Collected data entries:
————————
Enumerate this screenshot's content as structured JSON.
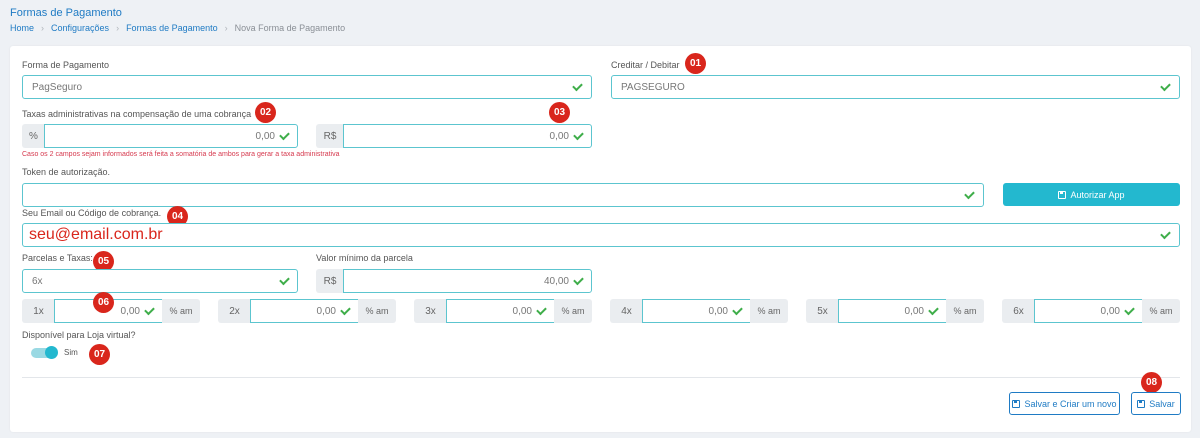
{
  "header": {
    "title": "Formas de Pagamento",
    "breadcrumb": [
      "Home",
      "Configurações",
      "Formas de Pagamento",
      "Nova Forma de Pagamento"
    ]
  },
  "form": {
    "forma_label": "Forma de Pagamento",
    "forma_value": "PagSeguro",
    "creditar_label": "Creditar / Debitar",
    "creditar_value": "PAGSEGURO",
    "taxas_label": "Taxas administrativas na compensação de uma cobrança",
    "taxa_pct_addon": "%",
    "taxa_pct_value": "0,00",
    "taxa_rs_addon": "R$",
    "taxa_rs_value": "0,00",
    "taxas_hint": "Caso os 2 campos sejam informados será feita a somatória de ambos para gerar a taxa administrativa",
    "token_label": "Token de autorização.",
    "token_value": "",
    "autorizar_label": "Autorizar App",
    "email_label": "Seu Email ou Código de cobrança.",
    "email_value": "seu@email.com.br",
    "parcelas_label": "Parcelas e Taxas:",
    "parcelas_value": "6x",
    "valor_min_label": "Valor mínimo da parcela",
    "valor_min_addon": "R$",
    "valor_min_value": "40,00",
    "installments": [
      {
        "label": "1x",
        "value": "0,00",
        "suffix": "% am"
      },
      {
        "label": "2x",
        "value": "0,00",
        "suffix": "% am"
      },
      {
        "label": "3x",
        "value": "0,00",
        "suffix": "% am"
      },
      {
        "label": "4x",
        "value": "0,00",
        "suffix": "% am"
      },
      {
        "label": "5x",
        "value": "0,00",
        "suffix": "% am"
      },
      {
        "label": "6x",
        "value": "0,00",
        "suffix": "% am"
      }
    ],
    "loja_label": "Disponível para Loja virtual?",
    "loja_toggle_text": "Sim",
    "loja_toggle_on": true
  },
  "actions": {
    "save_new_label": "Salvar e Criar um novo",
    "save_label": "Salvar"
  },
  "badges": [
    "01",
    "02",
    "03",
    "04",
    "05",
    "06",
    "07",
    "08"
  ],
  "colors": {
    "accent": "#1f7bc4",
    "teal": "#23b8cf",
    "field_border": "#5cc5cf",
    "check": "#3fae4a",
    "badge": "#d9261c",
    "hint": "#d63a4f"
  },
  "icons": {
    "valid": "check-icon",
    "save": "floppy-disk-icon",
    "breadcrumb_sep": "chevron-right-icon"
  }
}
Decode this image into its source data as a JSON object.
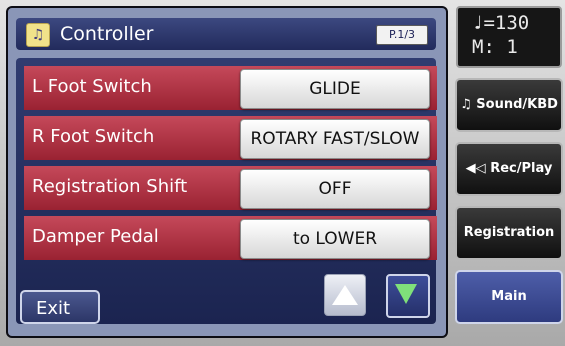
{
  "header": {
    "title": "Controller",
    "page_badge": "P.1/3",
    "icon": "music-note-icon"
  },
  "rows": [
    {
      "label": "L Foot Switch",
      "value": "GLIDE"
    },
    {
      "label": "R Foot Switch",
      "value": "ROTARY FAST/SLOW"
    },
    {
      "label": "Registration Shift",
      "value": "OFF"
    },
    {
      "label": "Damper Pedal",
      "value": "to LOWER"
    }
  ],
  "footer": {
    "exit_label": "Exit",
    "up_icon": "arrow-up-icon",
    "down_icon": "arrow-down-icon"
  },
  "side": {
    "tempo": "♩=130",
    "measure": "M:  1",
    "buttons": [
      {
        "label": "♫ Sound/KBD",
        "icon": "music-note-icon"
      },
      {
        "label": "◀◁ Rec/Play",
        "icon": "speaker-icon"
      },
      {
        "label": "Registration",
        "icon": "registration-icon"
      },
      {
        "label": "Main",
        "icon": ""
      }
    ]
  },
  "colors": {
    "row_bg": "#b0303f",
    "panel_bg": "#27325f",
    "lcd_bg": "#8a96b7",
    "arrow_down": "#7fe07a"
  }
}
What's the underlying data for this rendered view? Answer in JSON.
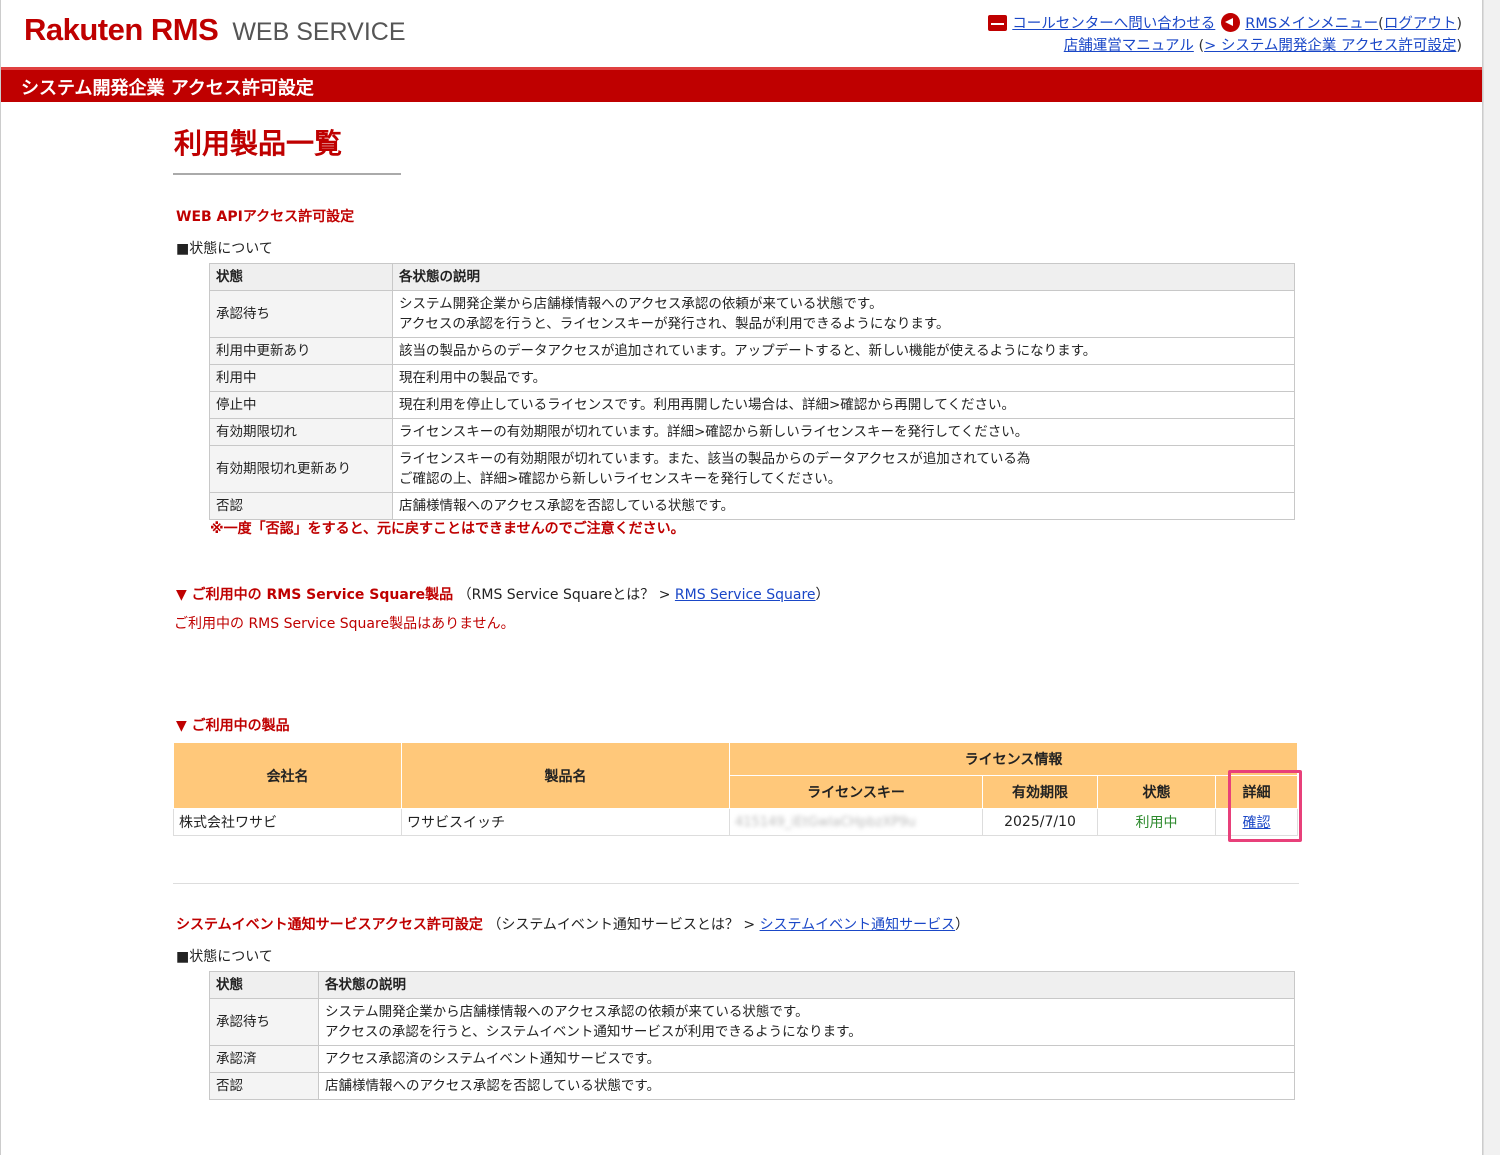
{
  "header": {
    "logo_brand": "Rakuten RMS",
    "logo_service": "WEB SERVICE",
    "callcenter_link": "コールセンターへ問い合わせる",
    "rms_menu_link": "RMSメインメニュー",
    "logout_link": "ログアウト",
    "manual_link": "店舗運営マニュアル",
    "manual_sub_link": "> システム開発企業 アクセス許可設定"
  },
  "redbar_title": "システム開発企業 アクセス許可設定",
  "page_title": "利用製品一覧",
  "webapi": {
    "heading": "WEB APIアクセス許可設定",
    "status_label": "■状態について",
    "col_state": "状態",
    "col_desc": "各状態の説明",
    "rows": [
      {
        "state": "承認待ち",
        "desc1": "システム開発企業から店舗様情報へのアクセス承認の依頼が来ている状態です。",
        "desc2": "アクセスの承認を行うと、ライセンスキーが発行され、製品が利用できるようになります。"
      },
      {
        "state": "利用中更新あり",
        "desc1": "該当の製品からのデータアクセスが追加されています。アップデートすると、新しい機能が使えるようになります。",
        "desc2": ""
      },
      {
        "state": "利用中",
        "desc1": "現在利用中の製品です。",
        "desc2": ""
      },
      {
        "state": "停止中",
        "desc1": "現在利用を停止しているライセンスです。利用再開したい場合は、詳細>確認から再開してください。",
        "desc2": ""
      },
      {
        "state": "有効期限切れ",
        "desc1": "ライセンスキーの有効期限が切れています。詳細>確認から新しいライセンスキーを発行してください。",
        "desc2": ""
      },
      {
        "state": "有効期限切れ更新あり",
        "desc1": "ライセンスキーの有効期限が切れています。また、該当の製品からのデータアクセスが追加されている為",
        "desc2": "ご確認の上、詳細>確認から新しいライセンスキーを発行してください。"
      },
      {
        "state": "否認",
        "desc1": "店舗様情報へのアクセス承認を否認している状態です。",
        "desc2": ""
      }
    ],
    "warning": "※一度「否認」をすると、元に戻すことはできませんのでご注意ください。"
  },
  "square": {
    "heading": "▼ ご利用中の RMS Service Square製品",
    "about_prefix": "（RMS Service Squareとは？ > ",
    "about_link": "RMS Service Square",
    "about_suffix": "）",
    "empty": "ご利用中の RMS Service Square製品はありません。"
  },
  "products": {
    "heading": "▼ ご利用中の製品",
    "col_company": "会社名",
    "col_product": "製品名",
    "col_license": "ライセンス情報",
    "col_key": "ライセンスキー",
    "col_expiry": "有効期限",
    "col_status": "状態",
    "col_detail": "詳細",
    "row": {
      "company": "株式会社ワサビ",
      "product": "ワサビスイッチ",
      "key": "415149_iEtGwlaCHpbzXP9u",
      "expiry": "2025/7/10",
      "status": "利用中",
      "detail": "確認"
    }
  },
  "event": {
    "heading": "システムイベント通知サービスアクセス許可設定",
    "about_prefix": "（システムイベント通知サービスとは？ > ",
    "about_link": "システムイベント通知サービス",
    "about_suffix": "）",
    "status_label": "■状態について",
    "col_state": "状態",
    "col_desc": "各状態の説明",
    "rows": [
      {
        "state": "承認待ち",
        "desc1": "システム開発企業から店舗様情報へのアクセス承認の依頼が来ている状態です。",
        "desc2": "アクセスの承認を行うと、システムイベント通知サービスが利用できるようになります。"
      },
      {
        "state": "承認済",
        "desc1": "アクセス承認済のシステムイベント通知サービスです。",
        "desc2": ""
      },
      {
        "state": "否認",
        "desc1": "店舗様情報へのアクセス承認を否認している状態です。",
        "desc2": ""
      }
    ]
  },
  "colors": {
    "brand_red": "#bf0000",
    "table_header_orange": "#ffc87a",
    "link_blue": "#1a47c7",
    "status_green": "#2d8a2d",
    "highlight_pink": "#e8407a"
  }
}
————————
● **INSTRUCTIONS FOR THE TASK**
Copy all the entries word for word. Omit any pictures.

● **TASK OUTPUT**
Enumerate this screenshot's content as structured JSON.
{
  "header": {
    "title": "Formas de Pagamento",
    "breadcrumb": [
      "Home",
      "Configurações",
      "Formas de Pagamento",
      "Nova Forma de Pagamento"
    ]
  },
  "form": {
    "forma_label": "Forma de Pagamento",
    "forma_value": "PagSeguro",
    "creditar_label": "Creditar / Debitar",
    "creditar_value": "PAGSEGURO",
    "taxas_label": "Taxas administrativas na compensação de uma cobrança",
    "taxa_pct_addon": "%",
    "taxa_pct_value": "0,00",
    "taxa_rs_addon": "R$",
    "taxa_rs_value": "0,00",
    "taxas_hint": "Caso os 2 campos sejam informados será feita a somatória de ambos para gerar a taxa administrativa",
    "token_label": "Token de autorização.",
    "token_value": "",
    "autorizar_label": "Autorizar App",
    "email_label": "Seu Email ou Código de cobrança.",
    "email_value": "seu@email.com.br",
    "parcelas_label": "Parcelas e Taxas:",
    "parcelas_value": "6x",
    "valor_min_label": "Valor mínimo da parcela",
    "valor_min_addon": "R$",
    "valor_min_value": "40,00",
    "installments": [
      {
        "label": "1x",
        "value": "0,00",
        "suffix": "% am"
      },
      {
        "label": "2x",
        "value": "0,00",
        "suffix": "% am"
      },
      {
        "label": "3x",
        "value": "0,00",
        "suffix": "% am"
      },
      {
        "label": "4x",
        "value": "0,00",
        "suffix": "% am"
      },
      {
        "label": "5x",
        "value": "0,00",
        "suffix": "% am"
      },
      {
        "label": "6x",
        "value": "0,00",
        "suffix": "% am"
      }
    ],
    "loja_label": "Disponível para Loja virtual?",
    "loja_toggle_text": "Sim",
    "loja_toggle_on": true
  },
  "actions": {
    "save_new_label": "Salvar e Criar um novo",
    "save_label": "Salvar"
  },
  "badges": [
    "01",
    "02",
    "03",
    "04",
    "05",
    "06",
    "07",
    "08"
  ],
  "colors": {
    "accent": "#1f7bc4",
    "teal": "#23b8cf",
    "field_border": "#5cc5cf",
    "check": "#3fae4a",
    "badge": "#d9261c",
    "hint": "#d63a4f"
  },
  "icons": {
    "valid": "check-icon",
    "save": "floppy-disk-icon",
    "breadcrumb_sep": "chevron-right-icon"
  }
}
Decode this image into its source data as a JSON object.
{
  "header": {
    "title": "Controller",
    "page_badge": "P.1/3",
    "icon": "music-note-icon"
  },
  "rows": [
    {
      "label": "L Foot Switch",
      "value": "GLIDE"
    },
    {
      "label": "R Foot Switch",
      "value": "ROTARY FAST/SLOW"
    },
    {
      "label": "Registration Shift",
      "value": "OFF"
    },
    {
      "label": "Damper Pedal",
      "value": "to LOWER"
    }
  ],
  "footer": {
    "exit_label": "Exit",
    "up_icon": "arrow-up-icon",
    "down_icon": "arrow-down-icon"
  },
  "side": {
    "tempo": "♩=130",
    "measure": "M:  1",
    "buttons": [
      {
        "label": "♫ Sound/KBD",
        "icon": "music-note-icon"
      },
      {
        "label": "◀◁ Rec/Play",
        "icon": "speaker-icon"
      },
      {
        "label": "Registration",
        "icon": "registration-icon"
      },
      {
        "label": "Main",
        "icon": ""
      }
    ]
  },
  "colors": {
    "row_bg": "#b0303f",
    "panel_bg": "#27325f",
    "lcd_bg": "#8a96b7",
    "arrow_down": "#7fe07a"
  }
}
What's the underlying data for this rendered view? Answer in JSON.
{
  "header": {
    "logo_brand": "Rakuten RMS",
    "logo_service": "WEB SERVICE",
    "callcenter_link": "コールセンターへ問い合わせる",
    "rms_menu_link": "RMSメインメニュー",
    "logout_link": "ログアウト",
    "manual_link": "店舗運営マニュアル",
    "manual_sub_link": "> システム開発企業 アクセス許可設定"
  },
  "redbar_title": "システム開発企業 アクセス許可設定",
  "page_title": "利用製品一覧",
  "webapi": {
    "heading": "WEB APIアクセス許可設定",
    "status_label": "■状態について",
    "col_state": "状態",
    "col_desc": "各状態の説明",
    "rows": [
      {
        "state": "承認待ち",
        "desc1": "システム開発企業から店舗様情報へのアクセス承認の依頼が来ている状態です。",
        "desc2": "アクセスの承認を行うと、ライセンスキーが発行され、製品が利用できるようになります。"
      },
      {
        "state": "利用中更新あり",
        "desc1": "該当の製品からのデータアクセスが追加されています。アップデートすると、新しい機能が使えるようになります。",
        "desc2": ""
      },
      {
        "state": "利用中",
        "desc1": "現在利用中の製品です。",
        "desc2": ""
      },
      {
        "state": "停止中",
        "desc1": "現在利用を停止しているライセンスです。利用再開したい場合は、詳細>確認から再開してください。",
        "desc2": ""
      },
      {
        "state": "有効期限切れ",
        "desc1": "ライセンスキーの有効期限が切れています。詳細>確認から新しいライセンスキーを発行してください。",
        "desc2": ""
      },
      {
        "state": "有効期限切れ更新あり",
        "desc1": "ライセンスキーの有効期限が切れています。また、該当の製品からのデータアクセスが追加されている為",
        "desc2": "ご確認の上、詳細>確認から新しいライセンスキーを発行してください。"
      },
      {
        "state": "否認",
        "desc1": "店舗様情報へのアクセス承認を否認している状態です。",
        "desc2": ""
      }
    ],
    "warning": "※一度「否認」をすると、元に戻すことはできませんのでご注意ください。"
  },
  "square": {
    "heading": "▼ ご利用中の RMS Service Square製品",
    "about_prefix": "（RMS Service Squareとは？ > ",
    "about_link": "RMS Service Square",
    "about_suffix": "）",
    "empty": "ご利用中の RMS Service Square製品はありません。"
  },
  "products": {
    "heading": "▼ ご利用中の製品",
    "col_company": "会社名",
    "col_product": "製品名",
    "col_license": "ライセンス情報",
    "col_key": "ライセンスキー",
    "col_expiry": "有効期限",
    "col_status": "状態",
    "col_detail": "詳細",
    "row": {
      "company": "株式会社ワサビ",
      "product": "ワサビスイッチ",
      "key": "415149_iEtGwlaCHpbzXP9u",
      "expiry": "2025/7/10",
      "status": "利用中",
      "detail": "確認"
    }
  },
  "event": {
    "heading": "システムイベント通知サービスアクセス許可設定",
    "about_prefix": "（システムイベント通知サービスとは？ > ",
    "about_link": "システムイベント通知サービス",
    "about_suffix": "）",
    "status_label": "■状態について",
    "col_state": "状態",
    "col_desc": "各状態の説明",
    "rows": [
      {
        "state": "承認待ち",
        "desc1": "システム開発企業から店舗様情報へのアクセス承認の依頼が来ている状態です。",
        "desc2": "アクセスの承認を行うと、システムイベント通知サービスが利用できるようになります。"
      },
      {
        "state": "承認済",
        "desc1": "アクセス承認済のシステムイベント通知サービスです。",
        "desc2": ""
      },
      {
        "state": "否認",
        "desc1": "店舗様情報へのアクセス承認を否認している状態です。",
        "desc2": ""
      }
    ]
  },
  "colors": {
    "brand_red": "#bf0000",
    "table_header_orange": "#ffc87a",
    "link_blue": "#1a47c7",
    "status_green": "#2d8a2d",
    "highlight_pink": "#e8407a"
  }
}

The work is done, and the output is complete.